(Figure data in JSON)
'''

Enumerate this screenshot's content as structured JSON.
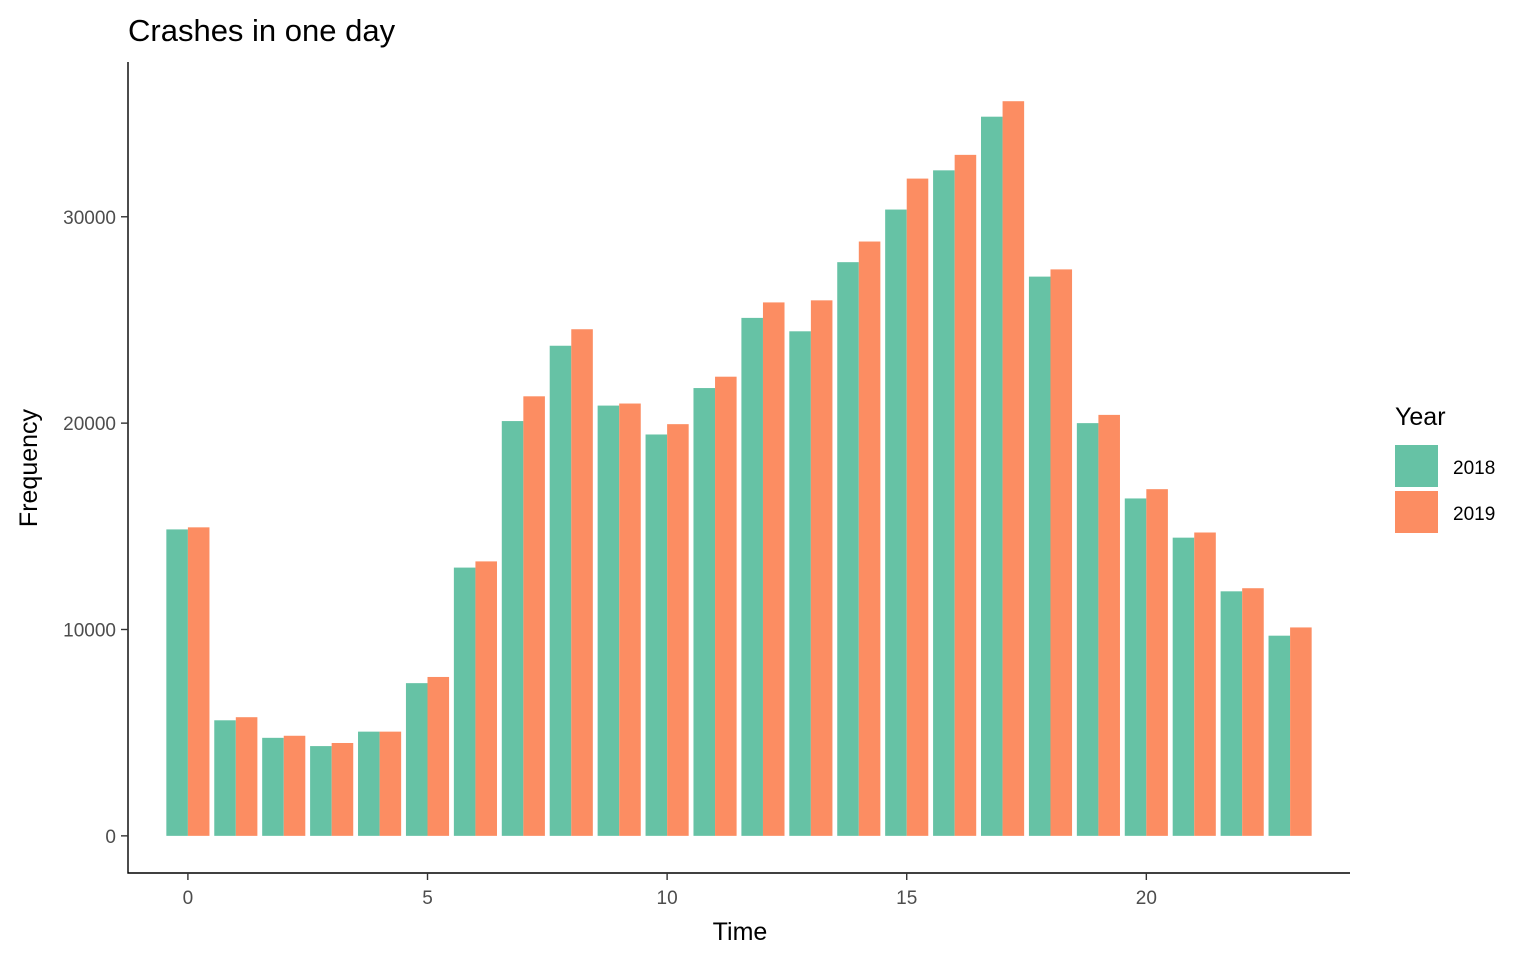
{
  "chart_data": {
    "type": "bar",
    "title": "Crashes in one day",
    "xlabel": "Time",
    "ylabel": "Frequency",
    "x": [
      0,
      1,
      2,
      3,
      4,
      5,
      6,
      7,
      8,
      9,
      10,
      11,
      12,
      13,
      14,
      15,
      16,
      17,
      18,
      19,
      20,
      21,
      22,
      23
    ],
    "xticks": [
      0,
      5,
      10,
      15,
      20
    ],
    "xlim": [
      -1.25,
      24.25
    ],
    "yticks": [
      0,
      10000,
      20000,
      30000
    ],
    "ylim": [
      -1800,
      37500
    ],
    "grid": false,
    "legend": {
      "title": "Year",
      "position": "right"
    },
    "series": [
      {
        "name": "2018",
        "color": "#66c2a5",
        "values": [
          14850,
          5600,
          4750,
          4350,
          5050,
          7400,
          13000,
          20100,
          23750,
          20850,
          19450,
          21700,
          25100,
          24450,
          27800,
          30350,
          32250,
          34850,
          27100,
          20000,
          16350,
          14450,
          11850,
          9700
        ]
      },
      {
        "name": "2019",
        "color": "#fc8d62",
        "values": [
          14950,
          5750,
          4850,
          4500,
          5050,
          7700,
          13300,
          21300,
          24550,
          20950,
          19950,
          22250,
          25850,
          25950,
          28800,
          31850,
          33000,
          35600,
          27450,
          20400,
          16800,
          14700,
          12000,
          10100
        ]
      }
    ]
  }
}
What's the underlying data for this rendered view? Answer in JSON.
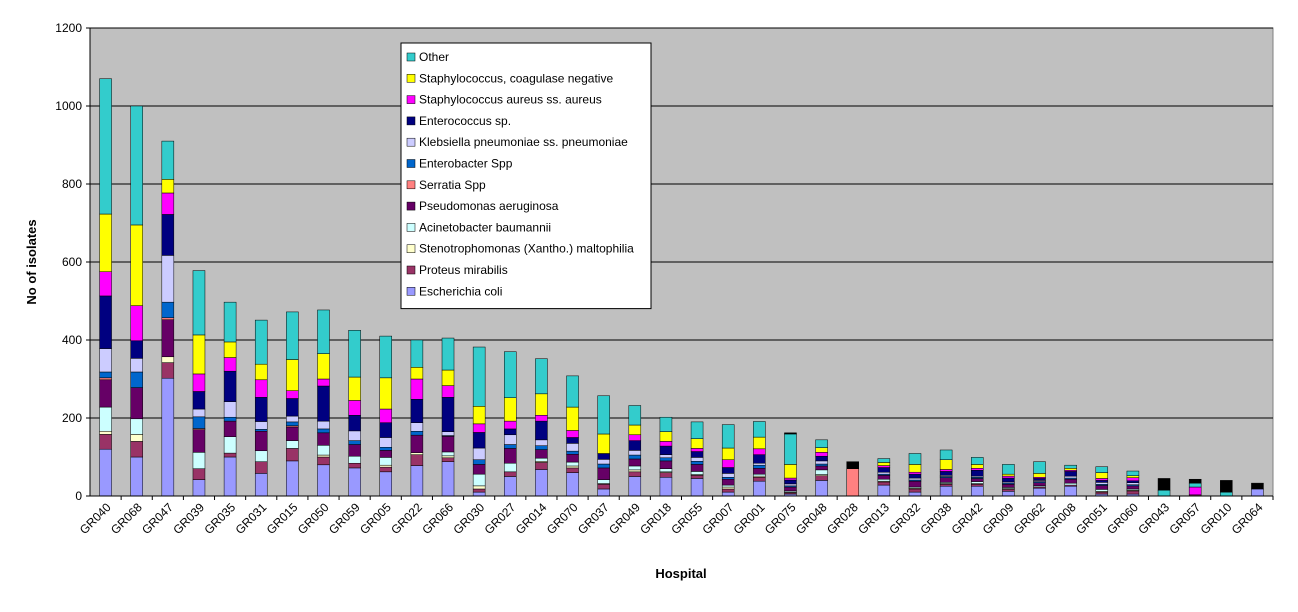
{
  "chart_data": {
    "type": "bar",
    "stacked": true,
    "xlabel": "Hospital",
    "ylabel": "No of isolates",
    "ylim": [
      0,
      1200
    ],
    "yticks": [
      0,
      200,
      400,
      600,
      800,
      1000,
      1200
    ],
    "grid": true,
    "legend_position": "top-center",
    "plot_background": "#C0C0C0",
    "categories": [
      "GR040",
      "GR068",
      "GR047",
      "GR039",
      "GR035",
      "GR031",
      "GR015",
      "GR050",
      "GR059",
      "GR005",
      "GR022",
      "GR066",
      "GR030",
      "GR027",
      "GR014",
      "GR070",
      "GR037",
      "GR049",
      "GR018",
      "GR055",
      "GR007",
      "GR001",
      "GR075",
      "GR048",
      "GR028",
      "GR013",
      "GR032",
      "GR038",
      "GR042",
      "GR009",
      "GR062",
      "GR008",
      "GR051",
      "GR060",
      "GR043",
      "GR057",
      "GR010",
      "GR064"
    ],
    "series": [
      {
        "name": "Escherichia coli",
        "color": "#9999FF",
        "values": [
          120,
          100,
          302,
          42,
          100,
          58,
          90,
          80,
          72,
          62,
          78,
          88,
          10,
          50,
          68,
          60,
          18,
          50,
          48,
          45,
          10,
          38,
          5,
          40,
          0,
          28,
          10,
          25,
          25,
          12,
          20,
          25,
          5,
          5,
          0,
          0,
          0,
          18
        ]
      },
      {
        "name": "Proteus mirabilis",
        "color": "#993366",
        "values": [
          38,
          40,
          40,
          28,
          10,
          30,
          32,
          20,
          12,
          12,
          28,
          10,
          8,
          12,
          18,
          12,
          12,
          12,
          12,
          8,
          8,
          10,
          3,
          12,
          0,
          8,
          8,
          5,
          5,
          5,
          3,
          3,
          5,
          8,
          0,
          3,
          0,
          0
        ]
      },
      {
        "name": "Stenotrophomonas (Xantho.) maltophilia",
        "color": "#FFFFCC",
        "values": [
          8,
          18,
          15,
          0,
          0,
          0,
          0,
          5,
          0,
          5,
          5,
          5,
          8,
          0,
          3,
          5,
          2,
          5,
          2,
          2,
          5,
          3,
          2,
          3,
          0,
          2,
          2,
          2,
          2,
          2,
          0,
          0,
          2,
          2,
          0,
          0,
          0,
          0
        ]
      },
      {
        "name": "Acinetobacter baumannii",
        "color": "#CCFFFF",
        "values": [
          62,
          40,
          0,
          42,
          42,
          28,
          20,
          25,
          18,
          20,
          0,
          10,
          30,
          22,
          8,
          10,
          10,
          10,
          8,
          8,
          5,
          5,
          3,
          12,
          0,
          5,
          3,
          3,
          5,
          3,
          3,
          5,
          5,
          3,
          0,
          0,
          0,
          0
        ]
      },
      {
        "name": "Pseudomonas aeruginosa",
        "color": "#660066",
        "values": [
          70,
          80,
          95,
          58,
          40,
          50,
          35,
          32,
          30,
          18,
          45,
          40,
          25,
          38,
          22,
          20,
          30,
          18,
          20,
          18,
          15,
          15,
          10,
          10,
          0,
          10,
          15,
          12,
          8,
          8,
          8,
          10,
          10,
          8,
          0,
          0,
          0,
          0
        ]
      },
      {
        "name": "Serratia Spp",
        "color": "#FF8080",
        "values": [
          5,
          0,
          5,
          3,
          0,
          0,
          3,
          0,
          0,
          0,
          0,
          0,
          0,
          0,
          0,
          0,
          0,
          0,
          0,
          0,
          0,
          0,
          0,
          0,
          70,
          0,
          0,
          0,
          0,
          0,
          0,
          0,
          0,
          0,
          0,
          0,
          0,
          0
        ]
      },
      {
        "name": "Enterobacter Spp",
        "color": "#0066CC",
        "values": [
          15,
          40,
          40,
          30,
          10,
          5,
          10,
          10,
          10,
          8,
          10,
          2,
          12,
          10,
          10,
          8,
          10,
          10,
          8,
          8,
          5,
          8,
          3,
          5,
          0,
          3,
          3,
          3,
          3,
          3,
          3,
          3,
          3,
          3,
          0,
          0,
          0,
          0
        ]
      },
      {
        "name": "Klebsiella pneumoniae ss. pneumoniae",
        "color": "#CCCCFF",
        "values": [
          60,
          35,
          120,
          20,
          40,
          20,
          15,
          20,
          25,
          25,
          22,
          10,
          30,
          25,
          15,
          20,
          12,
          12,
          8,
          10,
          10,
          5,
          5,
          8,
          0,
          5,
          5,
          3,
          3,
          3,
          3,
          5,
          5,
          5,
          0,
          0,
          0,
          0
        ]
      },
      {
        "name": "Enterococcus sp.",
        "color": "#000080",
        "values": [
          135,
          45,
          105,
          45,
          78,
          62,
          45,
          90,
          40,
          38,
          60,
          88,
          40,
          15,
          48,
          15,
          15,
          25,
          22,
          15,
          15,
          22,
          10,
          12,
          0,
          12,
          10,
          10,
          15,
          10,
          5,
          12,
          5,
          5,
          0,
          0,
          0,
          0
        ]
      },
      {
        "name": "Staphylococcus aureus ss. aureus",
        "color": "#FF00FF",
        "values": [
          62,
          90,
          55,
          45,
          35,
          45,
          20,
          18,
          38,
          35,
          52,
          30,
          22,
          20,
          15,
          18,
          0,
          15,
          12,
          8,
          20,
          15,
          5,
          10,
          0,
          5,
          5,
          5,
          5,
          5,
          3,
          3,
          5,
          8,
          0,
          20,
          0,
          0
        ]
      },
      {
        "name": "Staphylococcus, coagulase negative",
        "color": "#FFFF00",
        "values": [
          148,
          207,
          35,
          100,
          40,
          40,
          80,
          65,
          60,
          80,
          30,
          40,
          45,
          60,
          55,
          60,
          50,
          25,
          25,
          25,
          30,
          30,
          35,
          12,
          0,
          8,
          20,
          25,
          10,
          5,
          10,
          5,
          15,
          5,
          0,
          0,
          0,
          0
        ]
      },
      {
        "name": "Other",
        "color": "#33CCCC",
        "values": [
          347,
          305,
          98,
          165,
          102,
          113,
          122,
          112,
          120,
          107,
          70,
          82,
          152,
          118,
          90,
          80,
          98,
          50,
          37,
          43,
          60,
          40,
          78,
          20,
          0,
          10,
          28,
          25,
          18,
          25,
          30,
          8,
          15,
          12,
          15,
          10,
          10,
          0
        ]
      },
      {
        "name": "",
        "color": "#000000",
        "values": [
          0,
          0,
          0,
          0,
          0,
          0,
          0,
          0,
          0,
          0,
          0,
          0,
          0,
          0,
          0,
          0,
          0,
          0,
          0,
          0,
          0,
          0,
          3,
          0,
          18,
          0,
          0,
          0,
          0,
          0,
          0,
          0,
          0,
          0,
          30,
          10,
          30,
          15
        ]
      }
    ]
  }
}
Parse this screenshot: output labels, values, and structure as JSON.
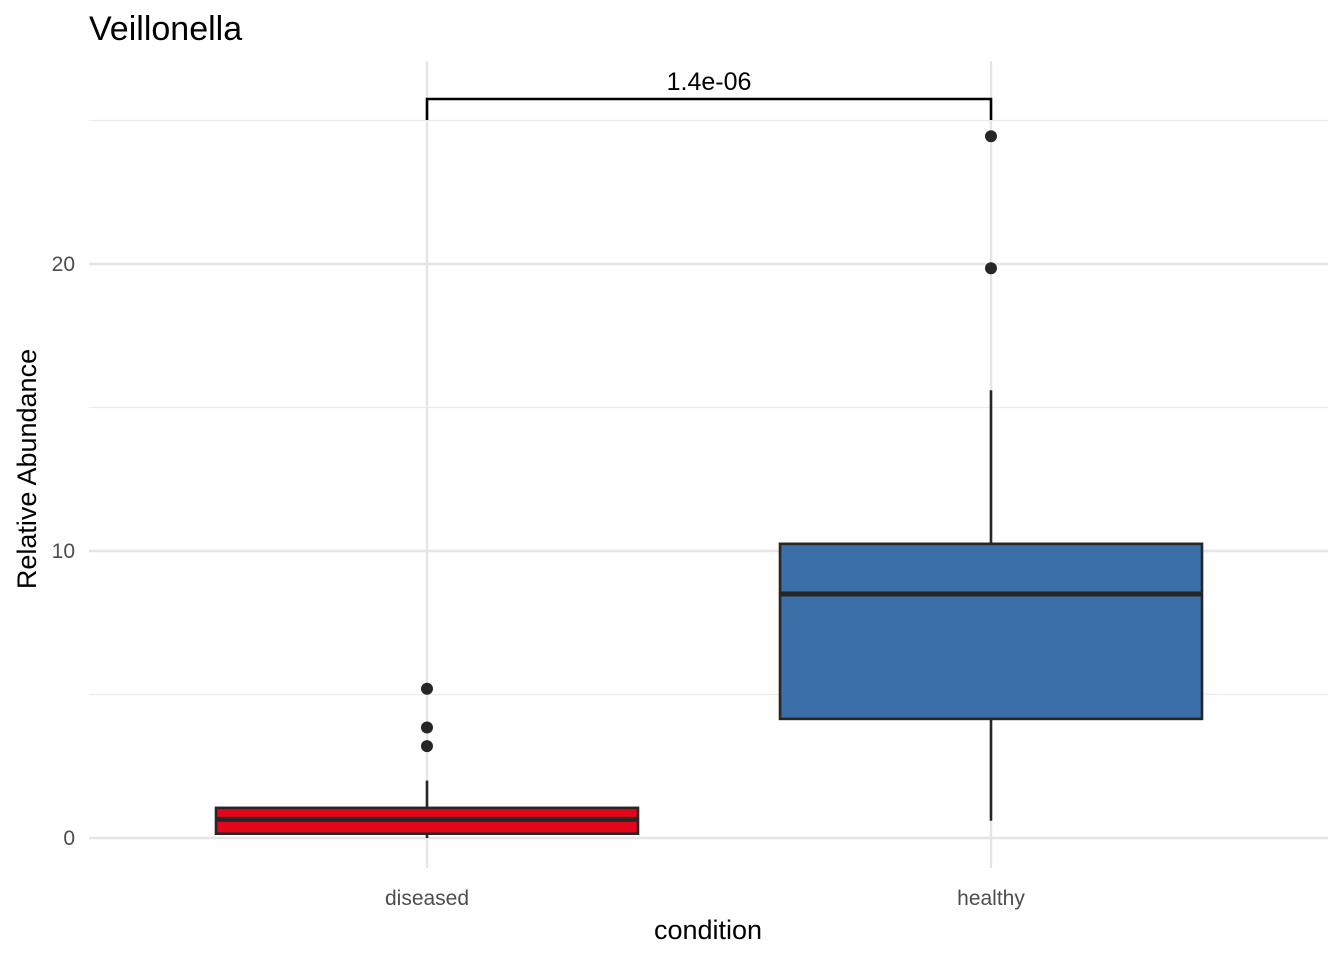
{
  "chart_data": {
    "type": "boxplot",
    "title": "Veillonella",
    "xlabel": "condition",
    "ylabel": "Relative Abundance",
    "categories": [
      "diseased",
      "healthy"
    ],
    "ylim": [
      -1,
      27.5
    ],
    "yticks": [
      0,
      10,
      20
    ],
    "yticklabels": [
      "0",
      "10",
      "20"
    ],
    "grid": true,
    "legend": "none",
    "boxes": [
      {
        "category": "diseased",
        "color": "#E3051A",
        "q1": 0.15,
        "median": 0.65,
        "q3": 1.05,
        "whisker_low": 0.0,
        "whisker_high": 2.0,
        "outliers": [
          3.2,
          3.85,
          5.2
        ]
      },
      {
        "category": "healthy",
        "color": "#3A6FA8",
        "q1": 4.15,
        "median": 8.5,
        "q3": 10.25,
        "whisker_low": 0.6,
        "whisker_high": 15.6,
        "outliers": [
          19.85,
          24.45
        ]
      }
    ],
    "annotations": [
      {
        "type": "significance_bracket",
        "from": "diseased",
        "to": "healthy",
        "label": "1.4e-06",
        "y": 25.0
      }
    ]
  }
}
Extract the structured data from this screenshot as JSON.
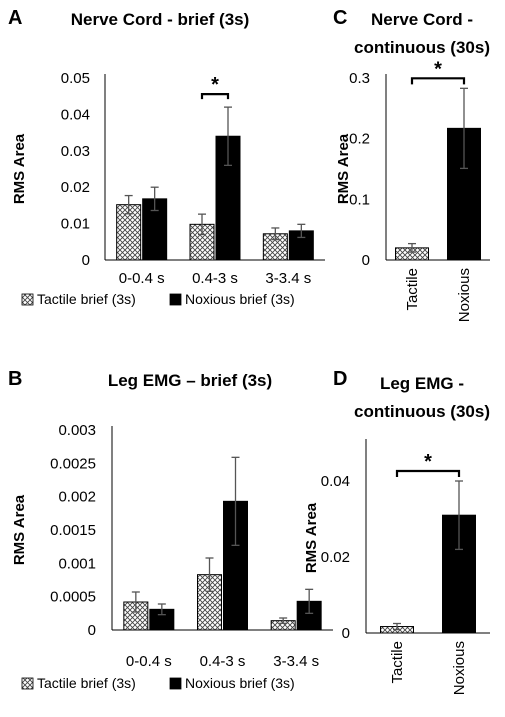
{
  "chart_data": [
    {
      "panel": "A",
      "type": "bar",
      "title": "Nerve Cord - brief (3s)",
      "ylabel": "RMS Area",
      "ylim": [
        0,
        0.05
      ],
      "yticks": [
        "0",
        "0.01",
        "0.02",
        "0.03",
        "0.04",
        "0.05"
      ],
      "categories": [
        "0-0.4 s",
        "0.4-3 s",
        "3-3.4 s"
      ],
      "series": [
        {
          "name": "Tactile brief (3s)",
          "values": [
            0.0152,
            0.0098,
            0.0072
          ],
          "errors": [
            0.0025,
            0.0028,
            0.0016
          ]
        },
        {
          "name": "Noxious brief (3s)",
          "values": [
            0.0168,
            0.034,
            0.008
          ],
          "errors": [
            0.0032,
            0.008,
            0.0018
          ]
        }
      ],
      "significance": {
        "marker": "*",
        "category": "0.4-3 s"
      },
      "legend": "bottom"
    },
    {
      "panel": "B",
      "type": "bar",
      "title": "Leg EMG – brief (3s)",
      "ylabel": "RMS Area",
      "ylim": [
        0,
        0.003
      ],
      "yticks": [
        "0",
        "0.0005",
        "0.001",
        "0.0015",
        "0.002",
        "0.0025",
        "0.003"
      ],
      "categories": [
        "0-0.4 s",
        "0.4-3 s",
        "3-3.4 s"
      ],
      "series": [
        {
          "name": "Tactile brief (3s)",
          "values": [
            0.00042,
            0.00083,
            0.00014
          ],
          "errors": [
            0.00015,
            0.00025,
            4e-05
          ]
        },
        {
          "name": "Noxious brief (3s)",
          "values": [
            0.00031,
            0.00193,
            0.00043
          ],
          "errors": [
            8e-05,
            0.00066,
            0.00018
          ]
        }
      ],
      "legend": "bottom"
    },
    {
      "panel": "C",
      "type": "bar",
      "title_lines": [
        "Nerve Cord -",
        "continuous (30s)"
      ],
      "ylabel": "RMS Area",
      "ylim": [
        0,
        0.3
      ],
      "yticks": [
        "0",
        "0.1",
        "0.2",
        "0.3"
      ],
      "categories": [
        "Tactile",
        "Noxious"
      ],
      "values": [
        0.02,
        0.217
      ],
      "errors": [
        0.007,
        0.066
      ],
      "significance": {
        "marker": "*"
      }
    },
    {
      "panel": "D",
      "type": "bar",
      "title_lines": [
        "Leg EMG -",
        "continuous (30s)"
      ],
      "ylabel": "RMS Area",
      "ylim": [
        0,
        0.05
      ],
      "yticks": [
        "0",
        "0.02",
        "0.04"
      ],
      "categories": [
        "Tactile",
        "Noxious"
      ],
      "values": [
        0.0017,
        0.031
      ],
      "errors": [
        0.0008,
        0.009
      ],
      "significance": {
        "marker": "*"
      }
    }
  ]
}
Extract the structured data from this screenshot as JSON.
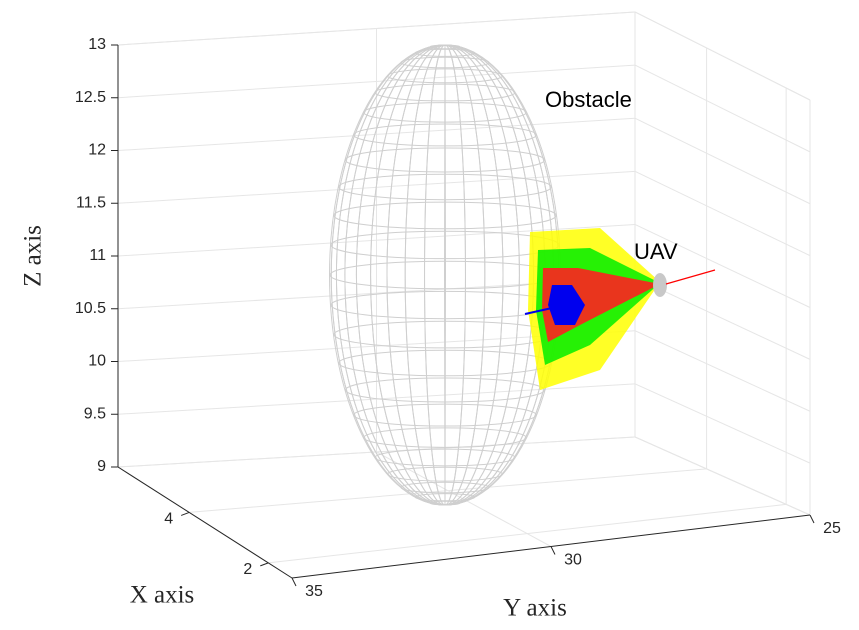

'''

What is needed
Tally the lines of the records holding the word "Staphylococcus", then state only the tally.

Written answer
2